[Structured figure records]
** START **

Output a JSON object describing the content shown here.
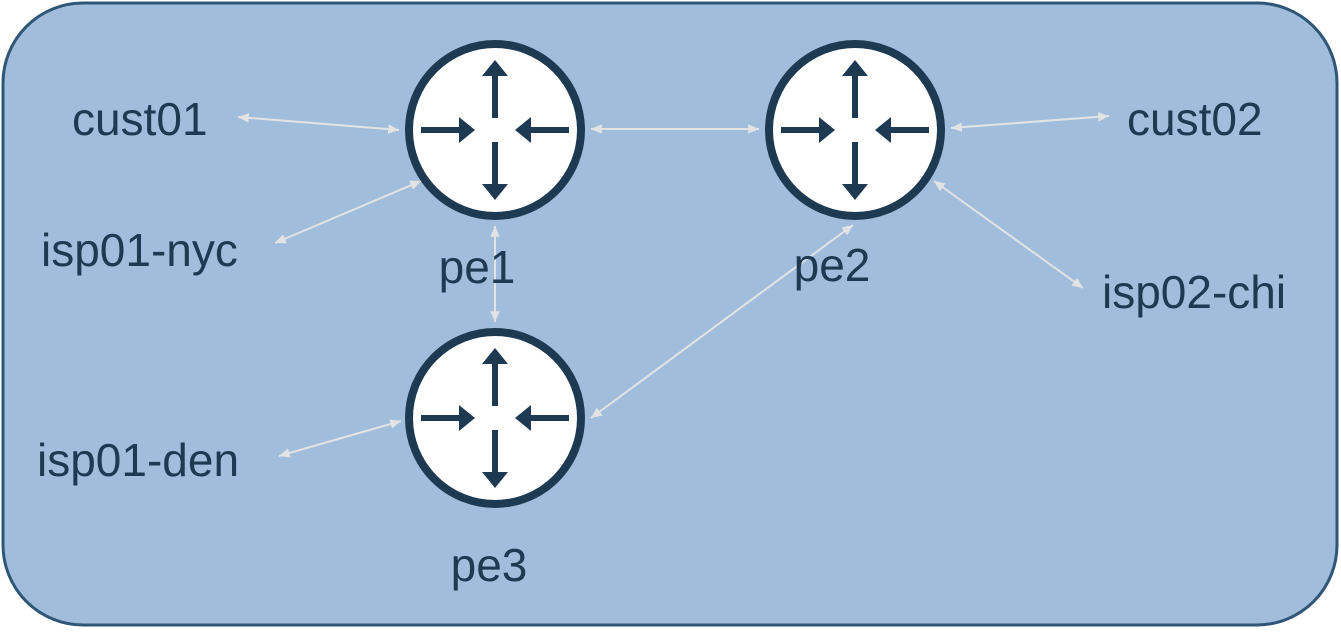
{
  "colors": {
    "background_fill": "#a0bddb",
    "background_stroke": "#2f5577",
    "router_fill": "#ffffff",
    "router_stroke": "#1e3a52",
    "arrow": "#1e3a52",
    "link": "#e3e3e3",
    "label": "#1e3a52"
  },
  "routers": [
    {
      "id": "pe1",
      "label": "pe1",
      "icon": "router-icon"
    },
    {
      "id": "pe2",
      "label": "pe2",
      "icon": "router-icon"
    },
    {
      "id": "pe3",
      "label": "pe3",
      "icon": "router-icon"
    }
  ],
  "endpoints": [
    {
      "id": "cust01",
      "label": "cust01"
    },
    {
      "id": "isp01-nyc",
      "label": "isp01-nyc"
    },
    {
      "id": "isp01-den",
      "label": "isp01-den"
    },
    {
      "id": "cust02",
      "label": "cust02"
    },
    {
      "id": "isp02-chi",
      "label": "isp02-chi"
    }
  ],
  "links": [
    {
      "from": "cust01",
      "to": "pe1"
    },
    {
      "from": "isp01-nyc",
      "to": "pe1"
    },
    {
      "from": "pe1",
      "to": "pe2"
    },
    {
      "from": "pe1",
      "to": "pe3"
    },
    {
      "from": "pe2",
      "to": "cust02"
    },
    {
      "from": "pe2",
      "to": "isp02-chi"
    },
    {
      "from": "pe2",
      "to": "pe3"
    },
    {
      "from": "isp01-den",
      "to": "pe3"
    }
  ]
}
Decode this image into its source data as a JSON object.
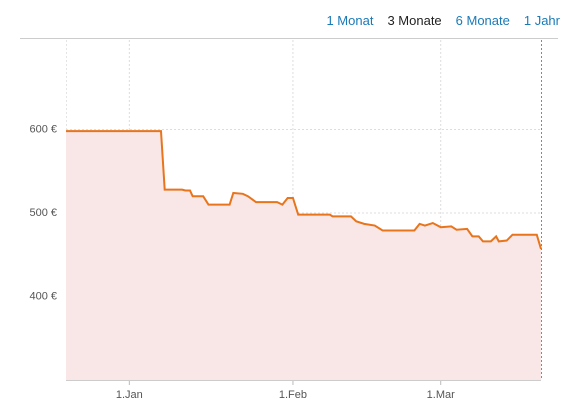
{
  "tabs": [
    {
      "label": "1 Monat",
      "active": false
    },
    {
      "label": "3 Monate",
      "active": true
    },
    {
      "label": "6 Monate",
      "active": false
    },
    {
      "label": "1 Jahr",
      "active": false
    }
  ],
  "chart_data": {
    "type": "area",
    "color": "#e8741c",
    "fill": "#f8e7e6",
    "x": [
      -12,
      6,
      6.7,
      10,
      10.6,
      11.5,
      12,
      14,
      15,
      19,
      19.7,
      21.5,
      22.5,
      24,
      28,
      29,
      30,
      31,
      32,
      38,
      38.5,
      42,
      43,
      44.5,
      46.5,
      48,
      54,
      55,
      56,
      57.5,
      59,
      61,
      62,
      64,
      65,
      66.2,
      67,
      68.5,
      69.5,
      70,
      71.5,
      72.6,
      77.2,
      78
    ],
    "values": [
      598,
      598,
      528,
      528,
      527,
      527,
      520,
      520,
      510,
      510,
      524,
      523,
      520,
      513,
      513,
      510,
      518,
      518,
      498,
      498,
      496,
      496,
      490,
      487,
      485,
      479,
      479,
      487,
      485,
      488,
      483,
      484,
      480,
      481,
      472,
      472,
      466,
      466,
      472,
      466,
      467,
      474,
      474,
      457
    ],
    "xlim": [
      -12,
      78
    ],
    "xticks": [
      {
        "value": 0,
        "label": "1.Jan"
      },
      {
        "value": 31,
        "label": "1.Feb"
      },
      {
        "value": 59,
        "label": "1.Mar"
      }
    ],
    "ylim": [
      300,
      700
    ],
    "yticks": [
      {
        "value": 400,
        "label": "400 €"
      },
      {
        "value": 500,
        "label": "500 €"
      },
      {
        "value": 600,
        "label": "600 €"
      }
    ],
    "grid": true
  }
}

** END **

WRITTEN INSTRUCTION
Omitting all images, print the listing exactly.

FINAL ANSWER
Output a JSON object describing the content shown here.
{
  "colors": {
    "background_fill": "#a0bddb",
    "background_stroke": "#2f5577",
    "router_fill": "#ffffff",
    "router_stroke": "#1e3a52",
    "arrow": "#1e3a52",
    "link": "#e3e3e3",
    "label": "#1e3a52"
  },
  "routers": [
    {
      "id": "pe1",
      "label": "pe1",
      "icon": "router-icon"
    },
    {
      "id": "pe2",
      "label": "pe2",
      "icon": "router-icon"
    },
    {
      "id": "pe3",
      "label": "pe3",
      "icon": "router-icon"
    }
  ],
  "endpoints": [
    {
      "id": "cust01",
      "label": "cust01"
    },
    {
      "id": "isp01-nyc",
      "label": "isp01-nyc"
    },
    {
      "id": "isp01-den",
      "label": "isp01-den"
    },
    {
      "id": "cust02",
      "label": "cust02"
    },
    {
      "id": "isp02-chi",
      "label": "isp02-chi"
    }
  ],
  "links": [
    {
      "from": "cust01",
      "to": "pe1"
    },
    {
      "from": "isp01-nyc",
      "to": "pe1"
    },
    {
      "from": "pe1",
      "to": "pe2"
    },
    {
      "from": "pe1",
      "to": "pe3"
    },
    {
      "from": "pe2",
      "to": "cust02"
    },
    {
      "from": "pe2",
      "to": "isp02-chi"
    },
    {
      "from": "pe2",
      "to": "pe3"
    },
    {
      "from": "isp01-den",
      "to": "pe3"
    }
  ]
}
Decode this image into its source data as a JSON object.
{
  "tabs": [
    {
      "label": "1 Monat",
      "active": false
    },
    {
      "label": "3 Monate",
      "active": true
    },
    {
      "label": "6 Monate",
      "active": false
    },
    {
      "label": "1 Jahr",
      "active": false
    }
  ],
  "chart_data": {
    "type": "area",
    "color": "#e8741c",
    "fill": "#f8e7e6",
    "x": [
      -12,
      6,
      6.7,
      10,
      10.6,
      11.5,
      12,
      14,
      15,
      19,
      19.7,
      21.5,
      22.5,
      24,
      28,
      29,
      30,
      31,
      32,
      38,
      38.5,
      42,
      43,
      44.5,
      46.5,
      48,
      54,
      55,
      56,
      57.5,
      59,
      61,
      62,
      64,
      65,
      66.2,
      67,
      68.5,
      69.5,
      70,
      71.5,
      72.6,
      77.2,
      78
    ],
    "values": [
      598,
      598,
      528,
      528,
      527,
      527,
      520,
      520,
      510,
      510,
      524,
      523,
      520,
      513,
      513,
      510,
      518,
      518,
      498,
      498,
      496,
      496,
      490,
      487,
      485,
      479,
      479,
      487,
      485,
      488,
      483,
      484,
      480,
      481,
      472,
      472,
      466,
      466,
      472,
      466,
      467,
      474,
      474,
      457
    ],
    "xlim": [
      -12,
      78
    ],
    "xticks": [
      {
        "value": 0,
        "label": "1.Jan"
      },
      {
        "value": 31,
        "label": "1.Feb"
      },
      {
        "value": 59,
        "label": "1.Mar"
      }
    ],
    "ylim": [
      300,
      700
    ],
    "yticks": [
      {
        "value": 400,
        "label": "400 €"
      },
      {
        "value": 500,
        "label": "500 €"
      },
      {
        "value": 600,
        "label": "600 €"
      }
    ],
    "grid": true
  }
}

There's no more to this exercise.